▶ **THE PROBLEM**
Tally all lines containing the word "Internal". Give the number alone.

=== LISTING ===

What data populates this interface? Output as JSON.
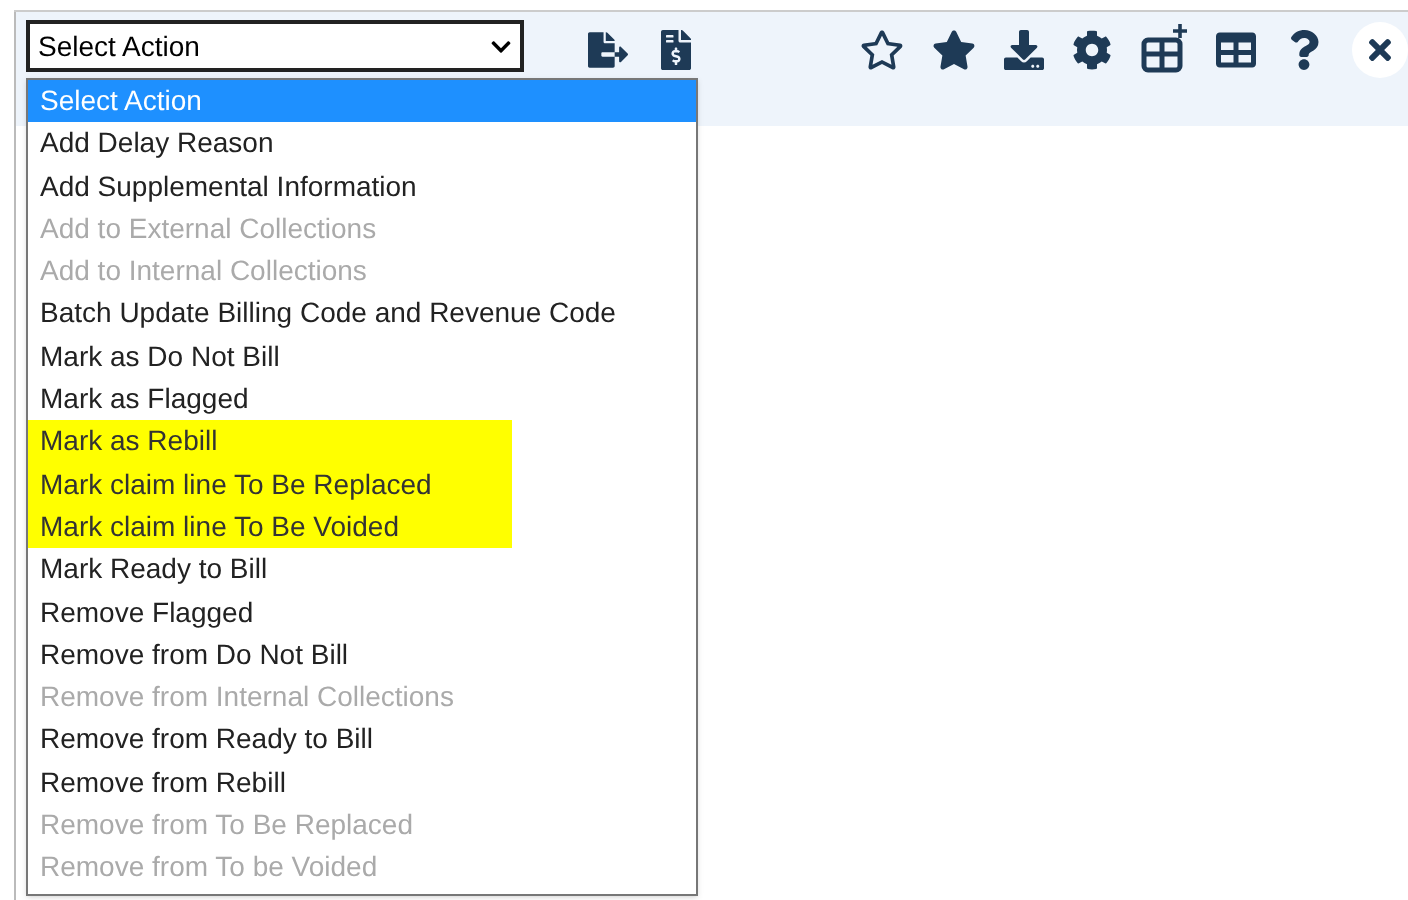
{
  "action_select": {
    "value": "Select Action"
  },
  "options": [
    {
      "label": "Select Action",
      "selected": true,
      "disabled": false,
      "highlighted": false
    },
    {
      "label": "Add Delay Reason",
      "selected": false,
      "disabled": false,
      "highlighted": false
    },
    {
      "label": "Add Supplemental Information",
      "selected": false,
      "disabled": false,
      "highlighted": false
    },
    {
      "label": "Add to External Collections",
      "selected": false,
      "disabled": true,
      "highlighted": false
    },
    {
      "label": "Add to Internal Collections",
      "selected": false,
      "disabled": true,
      "highlighted": false
    },
    {
      "label": "Batch Update Billing Code and Revenue Code",
      "selected": false,
      "disabled": false,
      "highlighted": false
    },
    {
      "label": "Mark as Do Not Bill",
      "selected": false,
      "disabled": false,
      "highlighted": false
    },
    {
      "label": "Mark as Flagged",
      "selected": false,
      "disabled": false,
      "highlighted": false
    },
    {
      "label": "Mark as Rebill",
      "selected": false,
      "disabled": false,
      "highlighted": true
    },
    {
      "label": "Mark claim line To Be Replaced",
      "selected": false,
      "disabled": false,
      "highlighted": true
    },
    {
      "label": "Mark claim line To Be Voided",
      "selected": false,
      "disabled": false,
      "highlighted": true
    },
    {
      "label": "Mark Ready to Bill",
      "selected": false,
      "disabled": false,
      "highlighted": false
    },
    {
      "label": "Remove Flagged",
      "selected": false,
      "disabled": false,
      "highlighted": false
    },
    {
      "label": "Remove from Do Not Bill",
      "selected": false,
      "disabled": false,
      "highlighted": false
    },
    {
      "label": "Remove from Internal Collections",
      "selected": false,
      "disabled": true,
      "highlighted": false
    },
    {
      "label": "Remove from Ready to Bill",
      "selected": false,
      "disabled": false,
      "highlighted": false
    },
    {
      "label": "Remove from Rebill",
      "selected": false,
      "disabled": false,
      "highlighted": false
    },
    {
      "label": "Remove from To Be Replaced",
      "selected": false,
      "disabled": true,
      "highlighted": false
    },
    {
      "label": "Remove from To be Voided",
      "selected": false,
      "disabled": true,
      "highlighted": false
    }
  ],
  "toolbar": [
    {
      "kind": "export"
    },
    {
      "kind": "invoice"
    },
    {
      "kind": "star-outline"
    },
    {
      "kind": "star"
    },
    {
      "kind": "download"
    },
    {
      "kind": "settings"
    },
    {
      "kind": "table-add"
    },
    {
      "kind": "table"
    },
    {
      "kind": "help"
    },
    {
      "kind": "close"
    }
  ]
}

===

▶ **EXPECTED ANSWER**
2